• **Supplied data**
# # # #

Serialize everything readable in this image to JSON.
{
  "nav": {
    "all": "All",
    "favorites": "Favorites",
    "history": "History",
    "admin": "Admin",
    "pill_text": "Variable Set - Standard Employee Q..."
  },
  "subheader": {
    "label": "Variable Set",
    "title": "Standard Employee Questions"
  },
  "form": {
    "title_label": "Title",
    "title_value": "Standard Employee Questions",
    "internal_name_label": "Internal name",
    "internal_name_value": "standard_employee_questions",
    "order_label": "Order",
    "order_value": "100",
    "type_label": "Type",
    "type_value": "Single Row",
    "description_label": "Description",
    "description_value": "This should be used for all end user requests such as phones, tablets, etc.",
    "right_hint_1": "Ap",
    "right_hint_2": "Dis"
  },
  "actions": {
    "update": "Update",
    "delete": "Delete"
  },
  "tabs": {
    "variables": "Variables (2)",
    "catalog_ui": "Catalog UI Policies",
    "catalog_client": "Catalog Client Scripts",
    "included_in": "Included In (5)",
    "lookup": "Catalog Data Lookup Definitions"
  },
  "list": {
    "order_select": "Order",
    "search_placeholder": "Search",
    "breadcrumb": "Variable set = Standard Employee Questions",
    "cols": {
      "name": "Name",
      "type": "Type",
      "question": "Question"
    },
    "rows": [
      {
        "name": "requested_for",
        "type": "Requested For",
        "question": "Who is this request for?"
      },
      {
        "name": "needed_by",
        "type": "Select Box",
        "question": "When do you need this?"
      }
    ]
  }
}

# # # #

• **Exercise prompt**
Retype all the material above precisely, with no line left out.

• **Exercise answer**
Serialize everything readable in this image to JSON.
{
  "nav": {
    "all": "All",
    "favorites": "Favorites",
    "history": "History",
    "admin": "Admin",
    "pill_text": "Variable Set - Standard Employee Q..."
  },
  "subheader": {
    "label": "Variable Set",
    "title": "Standard Employee Questions"
  },
  "form": {
    "title_label": "Title",
    "title_value": "Standard Employee Questions",
    "internal_name_label": "Internal name",
    "internal_name_value": "standard_employee_questions",
    "order_label": "Order",
    "order_value": "100",
    "type_label": "Type",
    "type_value": "Single Row",
    "description_label": "Description",
    "description_value": "This should be used for all end user requests such as phones, tablets, etc.",
    "right_hint_1": "Ap",
    "right_hint_2": "Dis"
  },
  "actions": {
    "update": "Update",
    "delete": "Delete"
  },
  "tabs": {
    "variables": "Variables (2)",
    "catalog_ui": "Catalog UI Policies",
    "catalog_client": "Catalog Client Scripts",
    "included_in": "Included In (5)",
    "lookup": "Catalog Data Lookup Definitions"
  },
  "list": {
    "order_select": "Order",
    "search_placeholder": "Search",
    "breadcrumb": "Variable set = Standard Employee Questions",
    "cols": {
      "name": "Name",
      "type": "Type",
      "question": "Question"
    },
    "rows": [
      {
        "name": "requested_for",
        "type": "Requested For",
        "question": "Who is this request for?"
      },
      {
        "name": "needed_by",
        "type": "Select Box",
        "question": "When do you need this?"
      }
    ]
  }
}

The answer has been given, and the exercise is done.